Problem details: In the listing below, locate and copy every line that contains the string "chart", matching case exactly.

Stored records:

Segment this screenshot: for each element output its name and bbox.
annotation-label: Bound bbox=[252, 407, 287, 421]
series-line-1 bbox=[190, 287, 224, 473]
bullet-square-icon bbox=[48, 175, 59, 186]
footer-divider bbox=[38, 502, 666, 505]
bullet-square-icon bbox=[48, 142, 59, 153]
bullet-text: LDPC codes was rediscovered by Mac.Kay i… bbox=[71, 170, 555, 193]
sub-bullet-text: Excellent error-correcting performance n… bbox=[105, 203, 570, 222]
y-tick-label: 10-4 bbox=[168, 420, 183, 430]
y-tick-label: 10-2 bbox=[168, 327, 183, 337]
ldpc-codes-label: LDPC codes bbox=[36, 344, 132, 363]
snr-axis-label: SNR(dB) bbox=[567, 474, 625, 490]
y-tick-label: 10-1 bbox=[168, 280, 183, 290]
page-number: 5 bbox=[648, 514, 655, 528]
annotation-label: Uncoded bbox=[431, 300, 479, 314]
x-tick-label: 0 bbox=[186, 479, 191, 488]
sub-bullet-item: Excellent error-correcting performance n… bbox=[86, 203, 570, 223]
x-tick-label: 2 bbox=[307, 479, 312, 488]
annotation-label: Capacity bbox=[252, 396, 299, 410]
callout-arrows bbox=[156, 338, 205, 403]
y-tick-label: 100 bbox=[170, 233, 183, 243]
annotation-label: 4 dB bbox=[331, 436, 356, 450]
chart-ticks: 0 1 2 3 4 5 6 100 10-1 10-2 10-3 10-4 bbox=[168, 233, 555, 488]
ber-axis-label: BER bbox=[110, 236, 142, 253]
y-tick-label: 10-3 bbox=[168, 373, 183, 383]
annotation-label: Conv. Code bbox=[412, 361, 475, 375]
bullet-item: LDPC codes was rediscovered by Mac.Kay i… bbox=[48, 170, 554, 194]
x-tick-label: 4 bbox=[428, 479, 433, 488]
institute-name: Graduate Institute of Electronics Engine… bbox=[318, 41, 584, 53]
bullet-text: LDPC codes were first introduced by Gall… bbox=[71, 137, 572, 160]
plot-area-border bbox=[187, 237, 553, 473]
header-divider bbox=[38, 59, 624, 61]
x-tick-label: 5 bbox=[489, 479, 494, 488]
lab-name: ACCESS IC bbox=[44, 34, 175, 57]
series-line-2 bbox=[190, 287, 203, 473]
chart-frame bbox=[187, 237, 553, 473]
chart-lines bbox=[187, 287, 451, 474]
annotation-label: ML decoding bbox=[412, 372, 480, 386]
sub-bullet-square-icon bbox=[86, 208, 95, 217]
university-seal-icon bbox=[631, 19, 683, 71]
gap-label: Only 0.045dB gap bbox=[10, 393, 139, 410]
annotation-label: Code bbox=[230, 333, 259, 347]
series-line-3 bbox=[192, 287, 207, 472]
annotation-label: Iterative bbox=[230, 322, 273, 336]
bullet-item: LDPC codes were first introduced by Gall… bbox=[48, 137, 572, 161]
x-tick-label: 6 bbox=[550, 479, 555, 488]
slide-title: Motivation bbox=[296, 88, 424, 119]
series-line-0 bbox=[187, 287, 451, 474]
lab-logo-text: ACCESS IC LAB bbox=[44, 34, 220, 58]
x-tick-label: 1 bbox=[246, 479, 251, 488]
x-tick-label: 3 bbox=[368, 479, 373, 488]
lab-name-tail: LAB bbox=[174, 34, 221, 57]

Worked solution:
chart-ticks: 0 1 2 3 4 5 6 100 10-1 10-2 10-3 10-4 bbox=[168, 233, 555, 488]
chart-frame bbox=[187, 237, 553, 473]
chart-lines bbox=[187, 287, 451, 474]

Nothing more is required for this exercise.